Excerpts from a layout annotation set:

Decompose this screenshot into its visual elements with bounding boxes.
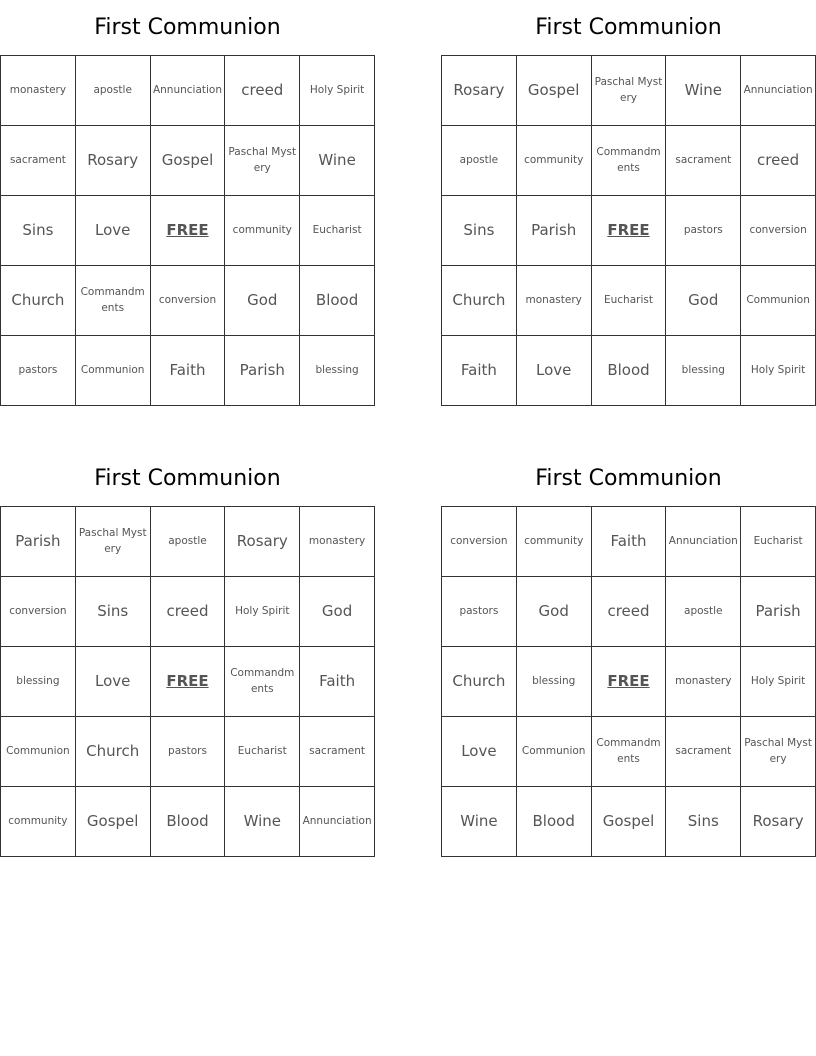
bingo-cell: Eucharist xyxy=(741,507,816,577)
bingo-cell: Church xyxy=(442,266,517,336)
bingo-grid xyxy=(441,506,816,857)
free-space: FREE xyxy=(151,196,226,266)
bingo-grid xyxy=(0,506,375,857)
bingo-cell: Faith xyxy=(592,507,667,577)
bingo-cell: sacrament xyxy=(666,717,741,787)
bingo-cell: Parish xyxy=(517,196,592,266)
bingo-cell: creed xyxy=(741,126,816,196)
bingo-cell: Commandments xyxy=(592,126,667,196)
bingo-cell: Church xyxy=(1,266,76,336)
bingo-cell: Parish xyxy=(225,336,300,406)
bingo-cell: Annunciation xyxy=(741,56,816,126)
card-title: First Communion xyxy=(94,15,281,40)
bingo-cell: Communion xyxy=(741,266,816,336)
bingo-card-2 xyxy=(441,0,816,406)
bingo-cell: sacrament xyxy=(1,126,76,196)
bingo-cell: Holy Spirit xyxy=(225,577,300,647)
bingo-cell: God xyxy=(300,577,375,647)
bingo-cell: Parish xyxy=(741,577,816,647)
bingo-cell: Love xyxy=(517,336,592,406)
bingo-cell: blessing xyxy=(1,647,76,717)
bingo-cell: Eucharist xyxy=(592,266,667,336)
bingo-cell: blessing xyxy=(666,336,741,406)
card-title: First Communion xyxy=(535,466,722,491)
bingo-cell: Rosary xyxy=(76,126,151,196)
bingo-cell: blessing xyxy=(300,336,375,406)
bingo-cell: apostle xyxy=(666,577,741,647)
bingo-card-1 xyxy=(0,0,375,406)
bingo-cell: God xyxy=(225,266,300,336)
bingo-cell: sacrament xyxy=(666,126,741,196)
bingo-cell: Paschal Mystery xyxy=(225,126,300,196)
bingo-cell: Gospel xyxy=(517,56,592,126)
free-space: FREE xyxy=(592,647,667,717)
bingo-cell: apostle xyxy=(76,56,151,126)
bingo-cell: Love xyxy=(76,196,151,266)
bingo-cell: Wine xyxy=(666,56,741,126)
bingo-cell: God xyxy=(666,266,741,336)
bingo-cell: pastors xyxy=(442,577,517,647)
bingo-cell: Gospel xyxy=(76,787,151,857)
bingo-cell: Annunciation xyxy=(151,56,226,126)
bingo-cell: Eucharist xyxy=(300,196,375,266)
bingo-grid xyxy=(0,55,375,406)
bingo-cell: Paschal Mystery xyxy=(741,717,816,787)
bingo-cell: creed xyxy=(225,56,300,126)
free-space: FREE xyxy=(592,196,667,266)
bingo-cell: sacrament xyxy=(300,717,375,787)
bingo-cell: conversion xyxy=(1,577,76,647)
bingo-cell: Sins xyxy=(666,787,741,857)
bingo-cell: Wine xyxy=(300,126,375,196)
bingo-cell: monastery xyxy=(517,266,592,336)
bingo-cell: Communion xyxy=(1,717,76,787)
bingo-card-4 xyxy=(441,451,816,857)
bingo-cell: Blood xyxy=(300,266,375,336)
bingo-cell: Commandments xyxy=(76,266,151,336)
bingo-cell: Rosary xyxy=(442,56,517,126)
bingo-cell: Communion xyxy=(76,336,151,406)
bingo-cell: Church xyxy=(76,717,151,787)
bingo-cell: conversion xyxy=(151,266,226,336)
bingo-cell: Eucharist xyxy=(225,717,300,787)
bingo-cell: creed xyxy=(592,577,667,647)
bingo-cell: Annunciation xyxy=(300,787,375,857)
bingo-cell: Gospel xyxy=(592,787,667,857)
bingo-cell: Paschal Mystery xyxy=(592,56,667,126)
bingo-cell: community xyxy=(517,507,592,577)
bingo-cell: apostle xyxy=(442,126,517,196)
bingo-cell: Church xyxy=(442,647,517,717)
bingo-cell: Sins xyxy=(1,196,76,266)
bingo-cell: conversion xyxy=(741,196,816,266)
bingo-cell: Sins xyxy=(76,577,151,647)
bingo-cell: Faith xyxy=(300,647,375,717)
bingo-cell: Love xyxy=(76,647,151,717)
bingo-cell: Gospel xyxy=(151,126,226,196)
bingo-cell: Holy Spirit xyxy=(741,647,816,717)
bingo-cell: blessing xyxy=(517,647,592,717)
bingo-cell: monastery xyxy=(300,507,375,577)
bingo-cell: community xyxy=(1,787,76,857)
bingo-cell: Blood xyxy=(151,787,226,857)
bingo-cell: Wine xyxy=(225,787,300,857)
bingo-cell: apostle xyxy=(151,507,226,577)
bingo-card-3 xyxy=(0,451,375,857)
bingo-cell: creed xyxy=(151,577,226,647)
bingo-cell: Commandments xyxy=(592,717,667,787)
bingo-cell: Communion xyxy=(517,717,592,787)
bingo-cell: Love xyxy=(442,717,517,787)
bingo-cell: Paschal Mystery xyxy=(76,507,151,577)
bingo-cell: Holy Spirit xyxy=(741,336,816,406)
bingo-cell: Sins xyxy=(442,196,517,266)
bingo-cell: conversion xyxy=(442,507,517,577)
bingo-grid xyxy=(441,55,816,406)
bingo-cell: Annunciation xyxy=(666,507,741,577)
bingo-cell: Blood xyxy=(592,336,667,406)
bingo-cell: pastors xyxy=(666,196,741,266)
card-title: First Communion xyxy=(535,15,722,40)
bingo-cell: Rosary xyxy=(225,507,300,577)
bingo-cell: Wine xyxy=(442,787,517,857)
bingo-cell: community xyxy=(225,196,300,266)
bingo-cell: Faith xyxy=(151,336,226,406)
card-title: First Communion xyxy=(94,466,281,491)
bingo-cell: Faith xyxy=(442,336,517,406)
bingo-cell: Parish xyxy=(1,507,76,577)
bingo-cell: God xyxy=(517,577,592,647)
bingo-cell: pastors xyxy=(151,717,226,787)
bingo-cell: Blood xyxy=(517,787,592,857)
bingo-cell: Holy Spirit xyxy=(300,56,375,126)
bingo-cell: monastery xyxy=(666,647,741,717)
free-space: FREE xyxy=(151,647,226,717)
bingo-cell: Commandments xyxy=(225,647,300,717)
bingo-cell: pastors xyxy=(1,336,76,406)
bingo-cell: community xyxy=(517,126,592,196)
bingo-cell: monastery xyxy=(1,56,76,126)
bingo-cell: Rosary xyxy=(741,787,816,857)
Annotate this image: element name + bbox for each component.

Problem requirements: Rewrite the entire listing with "pastors" replaced by "priests" everywhere it occurs and everything else left as it is. Omit the pictures from your answer.

Result:
Decompose this screenshot into its visual elements with bounding boxes.
bingo-cell: Eucharist xyxy=(741,507,816,577)
bingo-cell: Church xyxy=(442,266,517,336)
bingo-grid xyxy=(441,506,816,857)
free-space: FREE xyxy=(151,196,226,266)
bingo-grid xyxy=(0,506,375,857)
bingo-cell: Faith xyxy=(592,507,667,577)
bingo-cell: sacrament xyxy=(666,717,741,787)
bingo-cell: Parish xyxy=(517,196,592,266)
bingo-cell: creed xyxy=(741,126,816,196)
bingo-cell: Commandments xyxy=(592,126,667,196)
bingo-cell: Church xyxy=(1,266,76,336)
bingo-cell: Parish xyxy=(225,336,300,406)
bingo-cell: Annunciation xyxy=(741,56,816,126)
card-title: First Communion xyxy=(94,15,281,40)
bingo-cell: Communion xyxy=(741,266,816,336)
bingo-card-2 xyxy=(441,0,816,406)
bingo-cell: sacrament xyxy=(1,126,76,196)
bingo-cell: Holy Spirit xyxy=(225,577,300,647)
bingo-cell: God xyxy=(300,577,375,647)
bingo-cell: Parish xyxy=(741,577,816,647)
bingo-cell: Love xyxy=(517,336,592,406)
bingo-cell: blessing xyxy=(1,647,76,717)
bingo-cell: Eucharist xyxy=(592,266,667,336)
bingo-cell: blessing xyxy=(666,336,741,406)
card-title: First Communion xyxy=(535,466,722,491)
bingo-cell: Rosary xyxy=(76,126,151,196)
bingo-cell: blessing xyxy=(300,336,375,406)
bingo-cell: apostle xyxy=(666,577,741,647)
bingo-card-1 xyxy=(0,0,375,406)
bingo-cell: God xyxy=(225,266,300,336)
bingo-cell: sacrament xyxy=(666,126,741,196)
bingo-cell: Paschal Mystery xyxy=(225,126,300,196)
bingo-cell: Gospel xyxy=(517,56,592,126)
free-space: FREE xyxy=(592,647,667,717)
bingo-cell: apostle xyxy=(76,56,151,126)
bingo-cell: Love xyxy=(76,196,151,266)
bingo-cell: Wine xyxy=(666,56,741,126)
bingo-cell: God xyxy=(666,266,741,336)
bingo-cell: priests xyxy=(442,577,517,647)
bingo-cell: Gospel xyxy=(76,787,151,857)
bingo-cell: Annunciation xyxy=(151,56,226,126)
bingo-cell: Eucharist xyxy=(300,196,375,266)
bingo-grid xyxy=(0,55,375,406)
bingo-cell: Paschal Mystery xyxy=(741,717,816,787)
bingo-cell: creed xyxy=(225,56,300,126)
free-space: FREE xyxy=(592,196,667,266)
bingo-cell: sacrament xyxy=(300,717,375,787)
bingo-cell: conversion xyxy=(1,577,76,647)
bingo-cell: Sins xyxy=(666,787,741,857)
bingo-cell: Wine xyxy=(300,126,375,196)
bingo-cell: monastery xyxy=(517,266,592,336)
bingo-cell: Communion xyxy=(1,717,76,787)
bingo-card-4 xyxy=(441,451,816,857)
bingo-cell: Blood xyxy=(300,266,375,336)
bingo-cell: Commandments xyxy=(76,266,151,336)
bingo-cell: Rosary xyxy=(442,56,517,126)
bingo-cell: Communion xyxy=(76,336,151,406)
bingo-cell: Church xyxy=(76,717,151,787)
bingo-cell: conversion xyxy=(151,266,226,336)
bingo-cell: Eucharist xyxy=(225,717,300,787)
bingo-cell: creed xyxy=(592,577,667,647)
bingo-cell: Annunciation xyxy=(300,787,375,857)
bingo-cell: Gospel xyxy=(592,787,667,857)
bingo-cell: Paschal Mystery xyxy=(592,56,667,126)
bingo-cell: community xyxy=(517,507,592,577)
bingo-cell: apostle xyxy=(442,126,517,196)
bingo-cell: Church xyxy=(442,647,517,717)
bingo-cell: Sins xyxy=(1,196,76,266)
bingo-cell: conversion xyxy=(741,196,816,266)
bingo-cell: Sins xyxy=(76,577,151,647)
bingo-cell: Faith xyxy=(300,647,375,717)
bingo-cell: Love xyxy=(76,647,151,717)
bingo-cell: Gospel xyxy=(151,126,226,196)
bingo-cell: Holy Spirit xyxy=(741,647,816,717)
bingo-cell: blessing xyxy=(517,647,592,717)
bingo-cell: monastery xyxy=(300,507,375,577)
bingo-cell: community xyxy=(1,787,76,857)
bingo-cell: Blood xyxy=(151,787,226,857)
bingo-cell: Wine xyxy=(225,787,300,857)
bingo-cell: apostle xyxy=(151,507,226,577)
bingo-card-3 xyxy=(0,451,375,857)
bingo-cell: creed xyxy=(151,577,226,647)
bingo-cell: Commandments xyxy=(592,717,667,787)
bingo-cell: Communion xyxy=(517,717,592,787)
bingo-cell: Love xyxy=(442,717,517,787)
bingo-cell: Paschal Mystery xyxy=(76,507,151,577)
bingo-cell: Holy Spirit xyxy=(741,336,816,406)
bingo-cell: Sins xyxy=(442,196,517,266)
bingo-cell: conversion xyxy=(442,507,517,577)
bingo-grid xyxy=(441,55,816,406)
bingo-cell: Annunciation xyxy=(666,507,741,577)
bingo-cell: Blood xyxy=(592,336,667,406)
bingo-cell: priests xyxy=(666,196,741,266)
card-title: First Communion xyxy=(535,15,722,40)
bingo-cell: Rosary xyxy=(225,507,300,577)
bingo-cell: Wine xyxy=(442,787,517,857)
bingo-cell: community xyxy=(225,196,300,266)
bingo-cell: Faith xyxy=(151,336,226,406)
card-title: First Communion xyxy=(94,466,281,491)
bingo-cell: Faith xyxy=(442,336,517,406)
bingo-cell: Parish xyxy=(1,507,76,577)
bingo-cell: God xyxy=(517,577,592,647)
bingo-cell: priests xyxy=(151,717,226,787)
bingo-cell: Blood xyxy=(517,787,592,857)
bingo-cell: Holy Spirit xyxy=(300,56,375,126)
bingo-cell: monastery xyxy=(666,647,741,717)
free-space: FREE xyxy=(151,647,226,717)
bingo-cell: Commandments xyxy=(225,647,300,717)
bingo-cell: priests xyxy=(1,336,76,406)
bingo-cell: community xyxy=(517,126,592,196)
bingo-cell: monastery xyxy=(1,56,76,126)
bingo-cell: Rosary xyxy=(741,787,816,857)
Annotate this image: element name + bbox for each component.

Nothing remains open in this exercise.